[Requirements]
Convert every line of the material below into a JSON list of strings, one string per line, leaving out any blank lines.

-------- Entries

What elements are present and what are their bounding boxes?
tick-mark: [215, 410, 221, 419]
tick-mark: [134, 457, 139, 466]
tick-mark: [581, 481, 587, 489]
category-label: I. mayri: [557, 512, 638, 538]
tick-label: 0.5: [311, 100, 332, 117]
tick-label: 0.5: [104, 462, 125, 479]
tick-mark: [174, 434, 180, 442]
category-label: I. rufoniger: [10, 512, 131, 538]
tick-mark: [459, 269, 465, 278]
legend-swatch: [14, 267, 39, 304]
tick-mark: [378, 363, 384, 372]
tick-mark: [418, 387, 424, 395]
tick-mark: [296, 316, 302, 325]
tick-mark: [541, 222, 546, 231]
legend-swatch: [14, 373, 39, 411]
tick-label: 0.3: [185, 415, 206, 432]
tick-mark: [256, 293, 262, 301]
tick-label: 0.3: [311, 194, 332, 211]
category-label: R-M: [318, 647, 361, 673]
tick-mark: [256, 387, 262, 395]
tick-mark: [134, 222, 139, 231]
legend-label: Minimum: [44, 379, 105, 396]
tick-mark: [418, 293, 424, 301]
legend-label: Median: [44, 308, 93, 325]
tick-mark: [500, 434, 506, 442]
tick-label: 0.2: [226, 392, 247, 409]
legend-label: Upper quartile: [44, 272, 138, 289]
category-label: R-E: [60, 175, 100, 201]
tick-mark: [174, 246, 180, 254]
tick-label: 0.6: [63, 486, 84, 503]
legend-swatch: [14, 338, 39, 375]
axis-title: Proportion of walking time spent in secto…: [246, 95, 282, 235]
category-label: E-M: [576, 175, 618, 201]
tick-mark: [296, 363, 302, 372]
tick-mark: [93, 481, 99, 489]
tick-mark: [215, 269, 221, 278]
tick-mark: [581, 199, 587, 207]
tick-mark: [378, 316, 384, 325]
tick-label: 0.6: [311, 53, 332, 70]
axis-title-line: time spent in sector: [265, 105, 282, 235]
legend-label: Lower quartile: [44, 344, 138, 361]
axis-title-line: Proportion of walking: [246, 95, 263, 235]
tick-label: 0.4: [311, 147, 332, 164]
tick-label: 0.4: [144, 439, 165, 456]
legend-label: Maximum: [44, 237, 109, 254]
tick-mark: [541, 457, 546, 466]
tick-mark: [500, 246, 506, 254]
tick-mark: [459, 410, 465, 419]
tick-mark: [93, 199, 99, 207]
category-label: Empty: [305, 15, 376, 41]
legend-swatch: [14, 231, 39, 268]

----------------

[Expected output]
[
  "What elements are present and what are their bounding boxes?",
  "tick-mark: [215, 410, 221, 419]",
  "tick-mark: [134, 457, 139, 466]",
  "tick-mark: [581, 481, 587, 489]",
  "category-label: I. mayri: [557, 512, 638, 538]",
  "tick-label: 0.5: [311, 100, 332, 117]",
  "tick-label: 0.5: [104, 462, 125, 479]",
  "tick-mark: [174, 434, 180, 442]",
  "category-label: I. rufoniger: [10, 512, 131, 538]",
  "tick-mark: [459, 269, 465, 278]",
  "legend-swatch: [14, 267, 39, 304]",
  "tick-mark: [378, 363, 384, 372]",
  "tick-mark: [418, 387, 424, 395]",
  "tick-mark: [296, 316, 302, 325]",
  "tick-mark: [541, 222, 546, 231]",
  "legend-swatch: [14, 373, 39, 411]",
  "tick-label: 0.3: [185, 415, 206, 432]",
  "tick-mark: [256, 293, 262, 301]",
  "tick-label: 0.3: [311, 194, 332, 211]",
  "category-label: R-M: [318, 647, 361, 673]",
  "tick-mark: [256, 387, 262, 395]",
  "tick-mark: [134, 222, 139, 231]",
  "legend-label: Minimum: [44, 379, 105, 396]",
  "tick-mark: [418, 293, 424, 301]",
  "legend-label: Median: [44, 308, 93, 325]",
  "tick-mark: [500, 434, 506, 442]",
  "tick-label: 0.2: [226, 392, 247, 409]",
  "legend-label: Upper quartile: [44, 272, 138, 289]",
  "category-label: R-E: [60, 175, 100, 201]",
  "tick-mark: [174, 246, 180, 254]",
  "tick-label: 0.6: [63, 486, 84, 503]",
  "legend-swatch: [14, 338, 39, 375]",
  "axis-title: Proportion of walking time spent in secto…: [246, 95, 282, 235]",
  "category-label: E-M: [576, 175, 618, 201]",
  "tick-mark: [296, 363, 302, 372]",
  "tick-mark: [93, 481, 99, 489]",
  "tick-mark: [215, 269, 221, 278]",
  "tick-mark: [581, 199, 587, 207]",
  "tick-mark: [378, 316, 384, 325]",
  "tick-label: 0.6: [311, 53, 332, 70]",
  "axis-title-line: time spent in sector: [265, 105, 282, 235]",
  "legend-label: Lower quartile: [44, 344, 138, 361]",
  "axis-title-line: Proportion of walking: [246, 95, 263, 235]",
  "tick-label: 0.4: [311, 147, 332, 164]",
  "tick-label: 0.4: [144, 439, 165, 456]",
  "legend-label: Maximum: [44, 237, 109, 254]",
  "tick-mark: [541, 457, 546, 466]",
  "tick-mark: [500, 246, 506, 254]",
  "tick-mark: [459, 410, 465, 419]",
  "tick-mark: [93, 199, 99, 207]",
  "category-label: Empty: [305, 15, 376, 41]",
  "legend-swatch: [14, 231, 39, 268]"
]